**Objective:** Leave the pictures out, and retype all of the material exactly as written.
╔══
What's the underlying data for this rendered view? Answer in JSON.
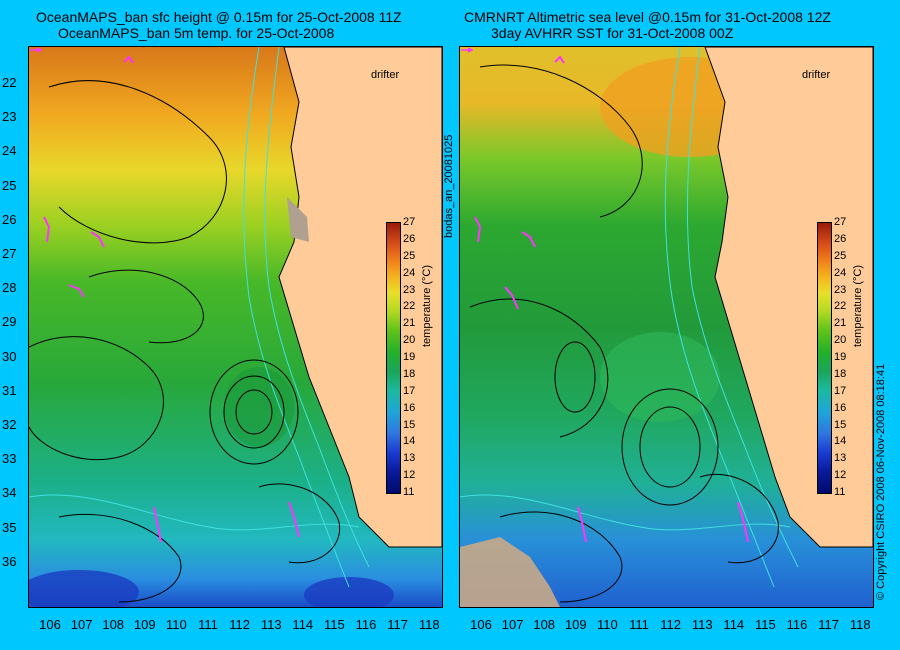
{
  "left_panel": {
    "title_line1": "OceanMAPS_ban sfc height @ 0.15m for 25-Oct-2008 11Z",
    "title_line2": "OceanMAPS_ban 5m temp. for 25-Oct-2008",
    "drifter_label": "drifter",
    "colorbar_label": "temperature (°C)"
  },
  "right_panel": {
    "title_line1": "CMRNRT Altimetric sea level  @0.15m  for 31-Oct-2008 12Z",
    "title_line2": "3day AVHRR SST for 31-Oct-2008 00Z",
    "drifter_label": "drifter",
    "colorbar_label": "temperature (°C)"
  },
  "middle_vertical_text": "bodas_an_20081025",
  "right_vertical_text": "© Copyright CSIRO 2008    06-Nov-2008 08:18:41",
  "colorbar_ticks": [
    "27",
    "26",
    "25",
    "24",
    "23",
    "22",
    "21",
    "20",
    "19",
    "18",
    "17",
    "16",
    "15",
    "14",
    "13",
    "12",
    "11"
  ],
  "latitude_labels": [
    "22",
    "23",
    "24",
    "25",
    "26",
    "27",
    "28",
    "29",
    "30",
    "31",
    "32",
    "33",
    "34",
    "35",
    "36"
  ],
  "longitude_labels": [
    "106",
    "107",
    "108",
    "109",
    "110",
    "111",
    "112",
    "113",
    "114",
    "115",
    "116",
    "117",
    "118"
  ],
  "colors": {
    "background": "#00c8ff",
    "land": "#ffcc99",
    "contour": "#000000",
    "bathymetry": "#40e0e0",
    "drifter_track": "#ff33ff"
  }
}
╚══
**Complete response:**
What's the underlying data for this rendered view? Answer in JSON.
{
  "left_panel": {
    "title_line1": "OceanMAPS_ban sfc height @ 0.15m for 25-Oct-2008 11Z",
    "title_line2": "OceanMAPS_ban 5m temp. for 25-Oct-2008",
    "drifter_label": "drifter",
    "colorbar_label": "temperature (°C)"
  },
  "right_panel": {
    "title_line1": "CMRNRT Altimetric sea level  @0.15m  for 31-Oct-2008 12Z",
    "title_line2": "3day AVHRR SST for 31-Oct-2008 00Z",
    "drifter_label": "drifter",
    "colorbar_label": "temperature (°C)"
  },
  "middle_vertical_text": "bodas_an_20081025",
  "right_vertical_text": "© Copyright CSIRO 2008    06-Nov-2008 08:18:41",
  "colorbar_ticks": [
    "27",
    "26",
    "25",
    "24",
    "23",
    "22",
    "21",
    "20",
    "19",
    "18",
    "17",
    "16",
    "15",
    "14",
    "13",
    "12",
    "11"
  ],
  "latitude_labels": [
    "22",
    "23",
    "24",
    "25",
    "26",
    "27",
    "28",
    "29",
    "30",
    "31",
    "32",
    "33",
    "34",
    "35",
    "36"
  ],
  "longitude_labels": [
    "106",
    "107",
    "108",
    "109",
    "110",
    "111",
    "112",
    "113",
    "114",
    "115",
    "116",
    "117",
    "118"
  ],
  "colors": {
    "background": "#00c8ff",
    "land": "#ffcc99",
    "contour": "#000000",
    "bathymetry": "#40e0e0",
    "drifter_track": "#ff33ff"
  }
}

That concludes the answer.